**Your instructions:** Images excluded, repeat each entry below exactly.

**Stored records:**
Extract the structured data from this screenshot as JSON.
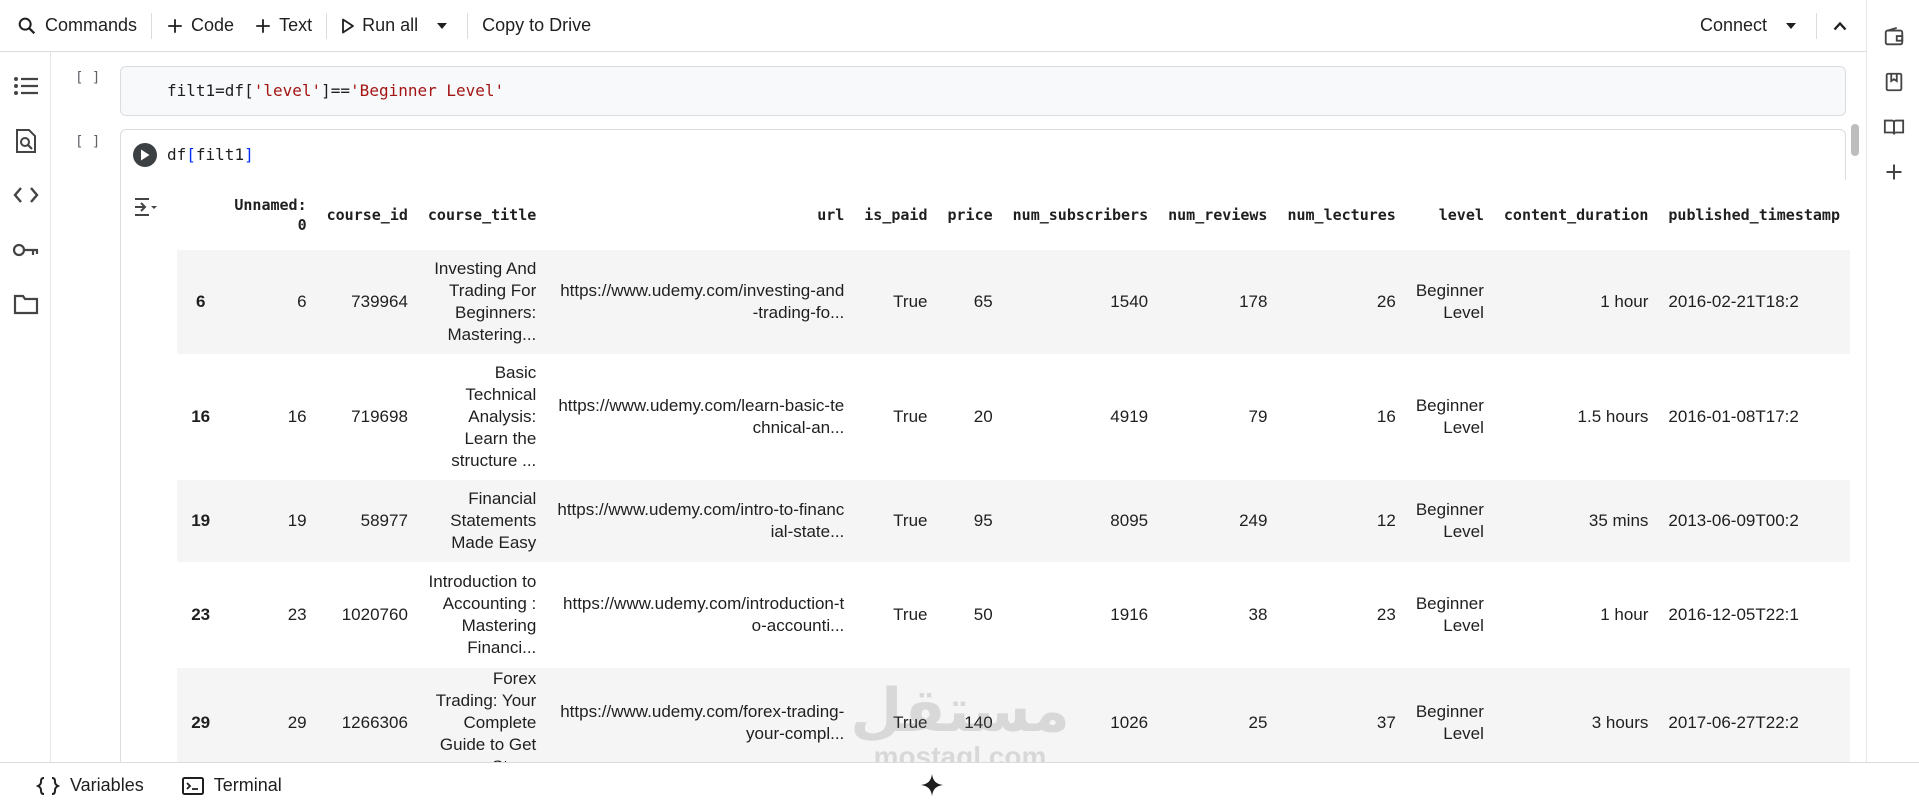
{
  "toolbar": {
    "commands": "Commands",
    "code": "Code",
    "text": "Text",
    "run_all": "Run all",
    "copy_to_drive": "Copy to Drive",
    "connect": "Connect"
  },
  "cells": [
    {
      "bracket": "[ ]",
      "tokens": {
        "a": "filt1=df[",
        "b": "'level'",
        "c": "]==",
        "d": "'Beginner Level'"
      }
    },
    {
      "bracket": "[ ]",
      "tokens": {
        "a": "df",
        "b": "[",
        "c": "filt1",
        "d": "]"
      }
    }
  ],
  "table": {
    "headers": [
      "",
      "Unnamed: 0",
      "course_id",
      "course_title",
      "url",
      "is_paid",
      "price",
      "num_subscribers",
      "num_reviews",
      "num_lectures",
      "level",
      "content_duration",
      "published_timestamp"
    ],
    "rows": [
      {
        "index": "6",
        "unnamed": "6",
        "course_id": "739964",
        "title": "Investing And Trading For Beginners: Mastering...",
        "url": "https://www.udemy.com/investing-and-trading-fo...",
        "is_paid": "True",
        "price": "65",
        "subs": "1540",
        "reviews": "178",
        "lectures": "26",
        "level": "Beginner Level",
        "duration": "1 hour",
        "published": "2016-02-21T18:2"
      },
      {
        "index": "16",
        "unnamed": "16",
        "course_id": "719698",
        "title": "Basic Technical Analysis: Learn the structure ...",
        "url": "https://www.udemy.com/learn-basic-technical-an...",
        "is_paid": "True",
        "price": "20",
        "subs": "4919",
        "reviews": "79",
        "lectures": "16",
        "level": "Beginner Level",
        "duration": "1.5 hours",
        "published": "2016-01-08T17:2"
      },
      {
        "index": "19",
        "unnamed": "19",
        "course_id": "58977",
        "title": "Financial Statements Made Easy",
        "url": "https://www.udemy.com/intro-to-financial-state...",
        "is_paid": "True",
        "price": "95",
        "subs": "8095",
        "reviews": "249",
        "lectures": "12",
        "level": "Beginner Level",
        "duration": "35 mins",
        "published": "2013-06-09T00:2"
      },
      {
        "index": "23",
        "unnamed": "23",
        "course_id": "1020760",
        "title": "Introduction to Accounting : Mastering Financi...",
        "url": "https://www.udemy.com/introduction-to-accounti...",
        "is_paid": "True",
        "price": "50",
        "subs": "1916",
        "reviews": "38",
        "lectures": "23",
        "level": "Beginner Level",
        "duration": "1 hour",
        "published": "2016-12-05T22:1"
      },
      {
        "index": "29",
        "unnamed": "29",
        "course_id": "1266306",
        "title": "Forex Trading: Your Complete Guide to Get Star...",
        "url": "https://www.udemy.com/forex-trading-your-compl...",
        "is_paid": "True",
        "price": "140",
        "subs": "1026",
        "reviews": "25",
        "lectures": "37",
        "level": "Beginner Level",
        "duration": "3 hours",
        "published": "2017-06-27T22:2"
      }
    ]
  },
  "bottom": {
    "variables": "Variables",
    "terminal": "Terminal"
  },
  "watermark": {
    "logo": "مستقل",
    "domain": "mostaql.com"
  }
}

**Written solution:**
Extract the structured data from this screenshot as JSON.
{
  "toolbar": {
    "commands": "Commands",
    "code": "Code",
    "text": "Text",
    "run_all": "Run all",
    "copy_to_drive": "Copy to Drive",
    "connect": "Connect"
  },
  "cells": [
    {
      "bracket": "[ ]",
      "tokens": {
        "a": "filt1=df[",
        "b": "'level'",
        "c": "]==",
        "d": "'Beginner Level'"
      }
    },
    {
      "bracket": "[ ]",
      "tokens": {
        "a": "df",
        "b": "[",
        "c": "filt1",
        "d": "]"
      }
    }
  ],
  "table": {
    "headers": [
      "",
      "Unnamed: 0",
      "course_id",
      "course_title",
      "url",
      "is_paid",
      "price",
      "num_subscribers",
      "num_reviews",
      "num_lectures",
      "level",
      "content_duration",
      "published_timestamp"
    ],
    "rows": [
      {
        "index": "6",
        "unnamed": "6",
        "course_id": "739964",
        "title": "Investing And Trading For Beginners: Mastering...",
        "url": "https://www.udemy.com/investing-and-trading-fo...",
        "is_paid": "True",
        "price": "65",
        "subs": "1540",
        "reviews": "178",
        "lectures": "26",
        "level": "Beginner Level",
        "duration": "1 hour",
        "published": "2016-02-21T18:2"
      },
      {
        "index": "16",
        "unnamed": "16",
        "course_id": "719698",
        "title": "Basic Technical Analysis: Learn the structure ...",
        "url": "https://www.udemy.com/learn-basic-technical-an...",
        "is_paid": "True",
        "price": "20",
        "subs": "4919",
        "reviews": "79",
        "lectures": "16",
        "level": "Beginner Level",
        "duration": "1.5 hours",
        "published": "2016-01-08T17:2"
      },
      {
        "index": "19",
        "unnamed": "19",
        "course_id": "58977",
        "title": "Financial Statements Made Easy",
        "url": "https://www.udemy.com/intro-to-financial-state...",
        "is_paid": "True",
        "price": "95",
        "subs": "8095",
        "reviews": "249",
        "lectures": "12",
        "level": "Beginner Level",
        "duration": "35 mins",
        "published": "2013-06-09T00:2"
      },
      {
        "index": "23",
        "unnamed": "23",
        "course_id": "1020760",
        "title": "Introduction to Accounting : Mastering Financi...",
        "url": "https://www.udemy.com/introduction-to-accounti...",
        "is_paid": "True",
        "price": "50",
        "subs": "1916",
        "reviews": "38",
        "lectures": "23",
        "level": "Beginner Level",
        "duration": "1 hour",
        "published": "2016-12-05T22:1"
      },
      {
        "index": "29",
        "unnamed": "29",
        "course_id": "1266306",
        "title": "Forex Trading: Your Complete Guide to Get Star...",
        "url": "https://www.udemy.com/forex-trading-your-compl...",
        "is_paid": "True",
        "price": "140",
        "subs": "1026",
        "reviews": "25",
        "lectures": "37",
        "level": "Beginner Level",
        "duration": "3 hours",
        "published": "2017-06-27T22:2"
      }
    ]
  },
  "bottom": {
    "variables": "Variables",
    "terminal": "Terminal"
  },
  "watermark": {
    "logo": "مستقل",
    "domain": "mostaql.com"
  }
}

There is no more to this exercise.